Lines containing the word "ساعت" are the ones to copy from the records below.

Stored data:
┌────────

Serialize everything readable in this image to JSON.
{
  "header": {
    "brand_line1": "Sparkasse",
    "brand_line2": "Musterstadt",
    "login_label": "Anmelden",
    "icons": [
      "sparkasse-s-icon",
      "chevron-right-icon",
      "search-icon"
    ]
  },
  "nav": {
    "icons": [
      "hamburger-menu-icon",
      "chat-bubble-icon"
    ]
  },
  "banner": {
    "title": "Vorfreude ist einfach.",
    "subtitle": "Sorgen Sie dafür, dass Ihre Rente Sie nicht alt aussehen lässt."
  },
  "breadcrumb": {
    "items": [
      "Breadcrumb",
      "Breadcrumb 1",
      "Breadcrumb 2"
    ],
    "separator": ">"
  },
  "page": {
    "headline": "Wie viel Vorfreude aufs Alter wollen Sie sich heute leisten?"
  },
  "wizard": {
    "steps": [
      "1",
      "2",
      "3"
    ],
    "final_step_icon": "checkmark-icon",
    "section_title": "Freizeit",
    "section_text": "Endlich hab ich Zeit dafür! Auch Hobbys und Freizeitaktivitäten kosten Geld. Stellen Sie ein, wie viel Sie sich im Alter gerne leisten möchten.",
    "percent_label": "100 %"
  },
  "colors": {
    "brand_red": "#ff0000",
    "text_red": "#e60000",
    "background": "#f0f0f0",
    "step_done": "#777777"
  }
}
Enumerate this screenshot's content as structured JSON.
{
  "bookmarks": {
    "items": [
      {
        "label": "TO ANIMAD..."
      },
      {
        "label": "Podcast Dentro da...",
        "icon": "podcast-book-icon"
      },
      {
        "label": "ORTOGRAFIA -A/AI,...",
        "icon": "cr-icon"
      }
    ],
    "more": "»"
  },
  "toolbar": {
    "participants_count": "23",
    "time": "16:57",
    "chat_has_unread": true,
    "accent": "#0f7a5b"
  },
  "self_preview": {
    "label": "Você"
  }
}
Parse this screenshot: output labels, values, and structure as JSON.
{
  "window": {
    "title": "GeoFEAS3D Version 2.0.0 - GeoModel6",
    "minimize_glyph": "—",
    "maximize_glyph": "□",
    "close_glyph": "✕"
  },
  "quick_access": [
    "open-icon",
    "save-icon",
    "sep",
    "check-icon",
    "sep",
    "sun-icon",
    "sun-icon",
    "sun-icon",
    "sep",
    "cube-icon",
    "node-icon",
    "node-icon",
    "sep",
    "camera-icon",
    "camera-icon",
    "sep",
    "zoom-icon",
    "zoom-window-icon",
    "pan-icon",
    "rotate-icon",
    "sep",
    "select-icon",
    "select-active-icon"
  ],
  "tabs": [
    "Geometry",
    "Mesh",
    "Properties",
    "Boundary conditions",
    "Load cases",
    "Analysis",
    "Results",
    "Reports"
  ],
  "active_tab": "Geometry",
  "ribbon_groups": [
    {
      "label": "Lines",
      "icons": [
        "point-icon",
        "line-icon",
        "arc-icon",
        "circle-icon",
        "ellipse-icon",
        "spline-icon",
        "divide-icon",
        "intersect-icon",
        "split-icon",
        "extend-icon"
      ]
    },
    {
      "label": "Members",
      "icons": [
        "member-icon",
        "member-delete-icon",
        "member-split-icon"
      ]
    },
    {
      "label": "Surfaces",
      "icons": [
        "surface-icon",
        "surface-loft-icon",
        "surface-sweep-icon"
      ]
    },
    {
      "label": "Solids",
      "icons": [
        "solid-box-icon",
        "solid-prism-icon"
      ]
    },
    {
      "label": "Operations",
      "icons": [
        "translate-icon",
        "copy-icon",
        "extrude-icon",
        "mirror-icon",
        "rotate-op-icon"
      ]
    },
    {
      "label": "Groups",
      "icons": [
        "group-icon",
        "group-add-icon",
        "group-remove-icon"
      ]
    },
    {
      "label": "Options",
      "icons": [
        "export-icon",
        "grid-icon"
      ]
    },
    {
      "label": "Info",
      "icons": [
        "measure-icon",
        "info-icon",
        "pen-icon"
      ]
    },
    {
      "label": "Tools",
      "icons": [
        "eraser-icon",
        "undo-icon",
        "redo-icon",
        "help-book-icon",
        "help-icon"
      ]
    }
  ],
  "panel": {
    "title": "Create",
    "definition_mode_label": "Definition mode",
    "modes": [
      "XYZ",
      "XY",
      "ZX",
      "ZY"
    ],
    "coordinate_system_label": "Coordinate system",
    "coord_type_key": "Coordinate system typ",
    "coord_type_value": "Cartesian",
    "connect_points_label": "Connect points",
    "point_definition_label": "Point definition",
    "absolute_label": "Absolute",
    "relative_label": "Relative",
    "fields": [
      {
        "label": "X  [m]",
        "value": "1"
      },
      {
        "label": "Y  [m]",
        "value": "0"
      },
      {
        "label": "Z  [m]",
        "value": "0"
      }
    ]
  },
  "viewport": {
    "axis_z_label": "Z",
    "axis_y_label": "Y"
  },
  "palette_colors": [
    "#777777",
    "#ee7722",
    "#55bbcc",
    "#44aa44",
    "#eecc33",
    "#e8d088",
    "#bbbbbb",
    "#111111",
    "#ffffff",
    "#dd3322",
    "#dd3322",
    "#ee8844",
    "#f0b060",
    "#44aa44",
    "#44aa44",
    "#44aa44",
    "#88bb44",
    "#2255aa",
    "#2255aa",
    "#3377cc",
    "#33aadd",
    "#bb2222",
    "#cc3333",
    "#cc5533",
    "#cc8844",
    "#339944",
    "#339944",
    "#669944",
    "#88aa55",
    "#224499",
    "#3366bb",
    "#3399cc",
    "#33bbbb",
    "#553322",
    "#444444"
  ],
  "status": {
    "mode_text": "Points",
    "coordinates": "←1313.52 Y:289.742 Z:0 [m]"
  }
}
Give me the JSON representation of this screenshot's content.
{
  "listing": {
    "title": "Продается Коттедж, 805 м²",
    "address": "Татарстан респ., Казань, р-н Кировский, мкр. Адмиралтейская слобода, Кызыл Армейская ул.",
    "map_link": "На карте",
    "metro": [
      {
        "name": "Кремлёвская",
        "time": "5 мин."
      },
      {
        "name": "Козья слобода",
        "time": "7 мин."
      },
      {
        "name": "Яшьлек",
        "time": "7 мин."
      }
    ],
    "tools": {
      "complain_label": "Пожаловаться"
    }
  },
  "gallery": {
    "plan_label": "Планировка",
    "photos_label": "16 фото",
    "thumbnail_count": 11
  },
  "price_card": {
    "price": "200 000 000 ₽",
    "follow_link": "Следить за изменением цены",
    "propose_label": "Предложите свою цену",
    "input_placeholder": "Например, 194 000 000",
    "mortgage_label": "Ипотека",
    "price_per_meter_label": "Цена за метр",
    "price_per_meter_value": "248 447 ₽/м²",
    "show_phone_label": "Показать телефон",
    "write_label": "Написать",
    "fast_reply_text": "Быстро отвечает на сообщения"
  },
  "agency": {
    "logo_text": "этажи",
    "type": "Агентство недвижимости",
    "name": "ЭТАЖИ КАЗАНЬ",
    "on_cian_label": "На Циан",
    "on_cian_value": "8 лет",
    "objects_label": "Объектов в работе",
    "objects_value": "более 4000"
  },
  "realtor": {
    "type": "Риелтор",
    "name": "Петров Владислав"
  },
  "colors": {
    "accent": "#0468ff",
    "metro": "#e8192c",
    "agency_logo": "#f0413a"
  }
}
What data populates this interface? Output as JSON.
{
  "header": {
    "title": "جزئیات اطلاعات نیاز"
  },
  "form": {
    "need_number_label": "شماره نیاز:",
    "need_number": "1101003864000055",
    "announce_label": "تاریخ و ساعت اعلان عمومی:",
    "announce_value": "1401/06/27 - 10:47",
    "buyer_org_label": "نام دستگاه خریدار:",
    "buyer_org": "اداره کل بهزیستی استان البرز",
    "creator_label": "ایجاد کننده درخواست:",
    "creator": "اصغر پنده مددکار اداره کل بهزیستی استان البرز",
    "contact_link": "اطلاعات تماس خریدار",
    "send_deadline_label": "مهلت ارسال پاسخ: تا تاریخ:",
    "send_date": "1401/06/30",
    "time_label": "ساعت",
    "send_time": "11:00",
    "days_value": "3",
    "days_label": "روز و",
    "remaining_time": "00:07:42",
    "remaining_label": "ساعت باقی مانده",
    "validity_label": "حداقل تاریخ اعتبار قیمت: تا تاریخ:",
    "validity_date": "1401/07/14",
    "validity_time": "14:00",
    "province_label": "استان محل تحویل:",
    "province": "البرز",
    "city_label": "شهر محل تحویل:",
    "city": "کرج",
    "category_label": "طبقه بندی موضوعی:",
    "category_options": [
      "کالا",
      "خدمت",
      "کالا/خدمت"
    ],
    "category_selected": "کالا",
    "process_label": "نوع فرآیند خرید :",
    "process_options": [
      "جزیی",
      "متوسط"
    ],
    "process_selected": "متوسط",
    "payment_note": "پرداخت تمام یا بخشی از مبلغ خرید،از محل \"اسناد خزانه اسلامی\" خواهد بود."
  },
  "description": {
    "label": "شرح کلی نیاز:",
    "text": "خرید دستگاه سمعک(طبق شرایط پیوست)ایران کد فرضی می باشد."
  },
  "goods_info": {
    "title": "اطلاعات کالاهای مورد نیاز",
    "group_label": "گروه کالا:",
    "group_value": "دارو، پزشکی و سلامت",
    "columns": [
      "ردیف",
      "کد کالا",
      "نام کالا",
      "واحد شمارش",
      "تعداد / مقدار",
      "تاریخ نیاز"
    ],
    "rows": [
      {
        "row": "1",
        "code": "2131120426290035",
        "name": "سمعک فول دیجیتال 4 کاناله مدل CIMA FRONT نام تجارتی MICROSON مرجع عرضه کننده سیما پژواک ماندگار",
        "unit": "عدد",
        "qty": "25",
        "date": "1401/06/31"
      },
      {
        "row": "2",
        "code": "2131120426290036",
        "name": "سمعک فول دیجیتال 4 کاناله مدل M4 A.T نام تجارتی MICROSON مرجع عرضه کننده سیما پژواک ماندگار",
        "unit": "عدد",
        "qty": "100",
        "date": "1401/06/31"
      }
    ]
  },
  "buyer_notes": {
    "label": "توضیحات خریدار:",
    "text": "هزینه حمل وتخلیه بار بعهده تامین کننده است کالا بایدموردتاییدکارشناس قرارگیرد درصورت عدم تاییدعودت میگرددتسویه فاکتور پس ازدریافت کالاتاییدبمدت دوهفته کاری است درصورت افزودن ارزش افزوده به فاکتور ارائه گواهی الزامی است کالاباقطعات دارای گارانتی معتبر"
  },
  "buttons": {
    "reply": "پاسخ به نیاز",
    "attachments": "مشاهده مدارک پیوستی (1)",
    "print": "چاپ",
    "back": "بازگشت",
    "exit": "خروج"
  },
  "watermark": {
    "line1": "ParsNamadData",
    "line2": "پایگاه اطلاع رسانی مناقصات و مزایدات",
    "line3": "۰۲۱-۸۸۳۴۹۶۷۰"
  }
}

└────────

#### ANSWER TO THE PROBLEM:
    "announce_label": "تاریخ و ساعت اعلان عمومی:",
    "time_label": "ساعت",
    "remaining_label": "ساعت باقی مانده",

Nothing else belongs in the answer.